## THE REQUEST
Which lines of the records contain "title"? Collect every one of them.

## PROVIDED DATA
——
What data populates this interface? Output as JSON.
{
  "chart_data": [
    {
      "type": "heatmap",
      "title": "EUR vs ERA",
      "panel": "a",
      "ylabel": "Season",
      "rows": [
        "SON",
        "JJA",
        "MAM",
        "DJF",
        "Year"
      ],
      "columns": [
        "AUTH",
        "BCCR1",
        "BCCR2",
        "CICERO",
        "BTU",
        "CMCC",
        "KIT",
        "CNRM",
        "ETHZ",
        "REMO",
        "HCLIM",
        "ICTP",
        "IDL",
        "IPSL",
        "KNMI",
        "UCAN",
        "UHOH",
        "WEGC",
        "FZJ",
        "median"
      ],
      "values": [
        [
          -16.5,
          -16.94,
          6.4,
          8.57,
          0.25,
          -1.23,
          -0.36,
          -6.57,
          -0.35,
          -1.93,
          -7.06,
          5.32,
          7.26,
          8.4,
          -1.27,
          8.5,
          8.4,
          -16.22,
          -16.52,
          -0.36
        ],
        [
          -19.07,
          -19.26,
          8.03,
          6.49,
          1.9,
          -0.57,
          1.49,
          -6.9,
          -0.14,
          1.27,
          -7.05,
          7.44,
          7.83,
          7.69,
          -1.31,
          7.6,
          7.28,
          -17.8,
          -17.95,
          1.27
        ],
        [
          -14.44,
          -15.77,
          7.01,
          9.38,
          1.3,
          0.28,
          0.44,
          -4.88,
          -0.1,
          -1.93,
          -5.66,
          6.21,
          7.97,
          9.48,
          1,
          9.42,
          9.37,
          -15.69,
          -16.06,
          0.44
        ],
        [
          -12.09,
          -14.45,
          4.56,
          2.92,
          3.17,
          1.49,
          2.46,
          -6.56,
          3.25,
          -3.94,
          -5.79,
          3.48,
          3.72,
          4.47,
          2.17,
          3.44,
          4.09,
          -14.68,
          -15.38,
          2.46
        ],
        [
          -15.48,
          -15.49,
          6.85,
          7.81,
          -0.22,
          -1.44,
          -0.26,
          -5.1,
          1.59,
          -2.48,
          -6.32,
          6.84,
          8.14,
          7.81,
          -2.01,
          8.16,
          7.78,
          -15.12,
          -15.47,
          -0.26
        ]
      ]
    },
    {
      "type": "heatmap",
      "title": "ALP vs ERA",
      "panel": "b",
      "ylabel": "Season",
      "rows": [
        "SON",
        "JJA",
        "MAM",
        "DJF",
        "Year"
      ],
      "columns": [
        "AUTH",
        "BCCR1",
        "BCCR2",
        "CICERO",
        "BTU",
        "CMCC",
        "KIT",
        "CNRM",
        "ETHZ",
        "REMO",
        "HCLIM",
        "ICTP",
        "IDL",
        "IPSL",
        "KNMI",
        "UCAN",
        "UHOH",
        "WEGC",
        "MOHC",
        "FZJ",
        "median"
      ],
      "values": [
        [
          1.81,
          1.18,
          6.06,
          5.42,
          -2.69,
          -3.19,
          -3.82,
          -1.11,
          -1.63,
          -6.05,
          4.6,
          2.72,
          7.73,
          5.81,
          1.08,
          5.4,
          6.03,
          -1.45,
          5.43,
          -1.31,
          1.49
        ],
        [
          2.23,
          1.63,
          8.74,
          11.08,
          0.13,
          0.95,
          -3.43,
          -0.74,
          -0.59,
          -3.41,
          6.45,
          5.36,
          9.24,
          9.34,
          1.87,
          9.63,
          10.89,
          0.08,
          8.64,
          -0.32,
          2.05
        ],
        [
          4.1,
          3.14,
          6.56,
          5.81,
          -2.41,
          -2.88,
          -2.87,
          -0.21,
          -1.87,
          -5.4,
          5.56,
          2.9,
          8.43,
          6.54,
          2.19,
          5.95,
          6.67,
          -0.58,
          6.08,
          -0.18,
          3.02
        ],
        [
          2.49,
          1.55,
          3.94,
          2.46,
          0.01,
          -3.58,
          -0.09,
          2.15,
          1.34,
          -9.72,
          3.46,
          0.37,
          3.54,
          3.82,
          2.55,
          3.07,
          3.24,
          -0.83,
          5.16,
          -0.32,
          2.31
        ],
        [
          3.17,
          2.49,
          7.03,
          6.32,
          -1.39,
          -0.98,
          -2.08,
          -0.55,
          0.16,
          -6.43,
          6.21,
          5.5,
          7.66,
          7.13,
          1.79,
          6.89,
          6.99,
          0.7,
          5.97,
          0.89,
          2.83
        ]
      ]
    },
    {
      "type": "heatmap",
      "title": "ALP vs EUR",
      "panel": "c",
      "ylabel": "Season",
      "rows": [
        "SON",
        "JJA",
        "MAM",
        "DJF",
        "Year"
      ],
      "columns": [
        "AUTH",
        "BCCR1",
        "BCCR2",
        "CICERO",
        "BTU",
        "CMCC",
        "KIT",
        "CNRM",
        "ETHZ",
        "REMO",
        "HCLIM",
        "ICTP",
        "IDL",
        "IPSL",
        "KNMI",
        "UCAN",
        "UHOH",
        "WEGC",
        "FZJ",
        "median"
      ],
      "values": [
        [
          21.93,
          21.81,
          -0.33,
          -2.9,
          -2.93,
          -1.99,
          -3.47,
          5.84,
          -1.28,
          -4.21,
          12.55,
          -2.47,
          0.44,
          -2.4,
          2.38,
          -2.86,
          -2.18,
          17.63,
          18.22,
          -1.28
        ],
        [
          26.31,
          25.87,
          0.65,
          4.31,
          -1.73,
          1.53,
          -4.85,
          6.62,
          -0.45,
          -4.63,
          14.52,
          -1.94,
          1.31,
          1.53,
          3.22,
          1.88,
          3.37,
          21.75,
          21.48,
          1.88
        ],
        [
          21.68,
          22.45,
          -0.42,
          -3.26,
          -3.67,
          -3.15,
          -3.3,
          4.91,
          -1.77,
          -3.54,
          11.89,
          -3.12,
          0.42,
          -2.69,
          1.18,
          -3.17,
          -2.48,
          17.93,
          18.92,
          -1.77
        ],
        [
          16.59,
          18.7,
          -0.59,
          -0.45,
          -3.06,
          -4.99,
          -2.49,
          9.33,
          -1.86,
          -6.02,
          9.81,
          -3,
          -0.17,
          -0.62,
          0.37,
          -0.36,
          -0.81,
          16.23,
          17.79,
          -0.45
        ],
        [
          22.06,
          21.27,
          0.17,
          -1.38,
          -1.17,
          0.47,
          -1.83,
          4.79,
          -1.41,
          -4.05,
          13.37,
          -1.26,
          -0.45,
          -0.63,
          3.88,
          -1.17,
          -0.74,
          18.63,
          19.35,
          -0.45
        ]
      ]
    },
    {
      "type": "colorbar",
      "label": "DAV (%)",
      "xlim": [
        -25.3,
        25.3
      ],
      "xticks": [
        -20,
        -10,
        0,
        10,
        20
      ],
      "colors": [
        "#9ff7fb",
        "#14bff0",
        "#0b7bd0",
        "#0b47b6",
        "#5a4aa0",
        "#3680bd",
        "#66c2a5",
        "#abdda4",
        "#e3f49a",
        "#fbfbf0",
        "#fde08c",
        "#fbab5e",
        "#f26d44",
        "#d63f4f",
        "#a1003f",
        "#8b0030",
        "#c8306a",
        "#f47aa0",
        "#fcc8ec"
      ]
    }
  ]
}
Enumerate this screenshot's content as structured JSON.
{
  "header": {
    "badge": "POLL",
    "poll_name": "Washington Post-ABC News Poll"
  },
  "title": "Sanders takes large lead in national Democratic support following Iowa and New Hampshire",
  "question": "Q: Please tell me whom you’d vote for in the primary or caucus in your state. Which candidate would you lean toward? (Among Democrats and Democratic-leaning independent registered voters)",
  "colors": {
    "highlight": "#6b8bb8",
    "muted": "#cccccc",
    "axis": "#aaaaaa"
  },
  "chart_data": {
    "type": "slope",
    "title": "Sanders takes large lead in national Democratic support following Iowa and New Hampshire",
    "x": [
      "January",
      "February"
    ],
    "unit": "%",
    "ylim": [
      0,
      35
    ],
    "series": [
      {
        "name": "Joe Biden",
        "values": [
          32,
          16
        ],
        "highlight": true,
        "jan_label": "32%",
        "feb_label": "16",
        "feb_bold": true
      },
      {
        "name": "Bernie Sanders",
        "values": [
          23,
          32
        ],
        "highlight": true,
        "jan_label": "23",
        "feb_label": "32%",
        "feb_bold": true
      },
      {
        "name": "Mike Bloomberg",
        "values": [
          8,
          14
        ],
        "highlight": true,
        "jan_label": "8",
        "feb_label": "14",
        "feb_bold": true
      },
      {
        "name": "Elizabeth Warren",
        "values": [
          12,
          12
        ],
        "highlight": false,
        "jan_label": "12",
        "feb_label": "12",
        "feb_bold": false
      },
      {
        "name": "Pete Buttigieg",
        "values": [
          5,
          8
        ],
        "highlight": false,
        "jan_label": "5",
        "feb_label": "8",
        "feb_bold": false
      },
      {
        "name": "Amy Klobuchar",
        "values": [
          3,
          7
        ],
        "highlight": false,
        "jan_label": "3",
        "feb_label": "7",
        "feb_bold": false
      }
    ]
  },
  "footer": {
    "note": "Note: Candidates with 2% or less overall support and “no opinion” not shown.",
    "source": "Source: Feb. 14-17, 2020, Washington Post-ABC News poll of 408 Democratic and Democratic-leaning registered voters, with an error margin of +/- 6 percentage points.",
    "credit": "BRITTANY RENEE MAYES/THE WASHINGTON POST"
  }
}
——
## SOLUTION
      "title": "EUR vs ERA",
      "title": "ALP vs ERA",
      "title": "ALP vs EUR",
  "title": "Sanders takes large lead in national Democratic support following Iowa and New Hampshire",
    "title": "Sanders takes large lead in national Democratic support following Iowa and New Hampshire",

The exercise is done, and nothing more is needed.